====== TASK MATERIAL ======

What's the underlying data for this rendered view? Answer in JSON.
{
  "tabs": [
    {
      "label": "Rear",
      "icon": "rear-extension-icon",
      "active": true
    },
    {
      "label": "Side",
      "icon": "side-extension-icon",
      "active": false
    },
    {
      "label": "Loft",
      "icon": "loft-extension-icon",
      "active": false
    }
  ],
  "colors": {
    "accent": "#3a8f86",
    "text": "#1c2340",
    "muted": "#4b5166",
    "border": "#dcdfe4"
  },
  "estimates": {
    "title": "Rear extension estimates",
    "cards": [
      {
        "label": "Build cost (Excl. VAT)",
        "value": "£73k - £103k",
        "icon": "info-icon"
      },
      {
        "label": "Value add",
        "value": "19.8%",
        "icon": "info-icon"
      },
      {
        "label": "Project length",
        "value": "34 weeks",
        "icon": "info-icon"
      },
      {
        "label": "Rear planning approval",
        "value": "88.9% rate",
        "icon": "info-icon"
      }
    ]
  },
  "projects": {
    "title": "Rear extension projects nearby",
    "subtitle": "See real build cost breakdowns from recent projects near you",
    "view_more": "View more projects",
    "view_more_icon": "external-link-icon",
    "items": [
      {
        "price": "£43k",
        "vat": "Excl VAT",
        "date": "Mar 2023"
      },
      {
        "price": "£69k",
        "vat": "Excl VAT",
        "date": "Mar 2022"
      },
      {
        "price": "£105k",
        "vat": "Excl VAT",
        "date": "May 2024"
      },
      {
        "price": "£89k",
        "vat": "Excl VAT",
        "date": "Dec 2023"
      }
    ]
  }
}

======

> **YOUR INSTRUCTIONS**:
Pick out all lines containing the string "date".

> **THE RESPONSE**:
        "date": "Mar 2023"
        "date": "Mar 2022"
        "date": "May 2024"
        "date": "Dec 2023"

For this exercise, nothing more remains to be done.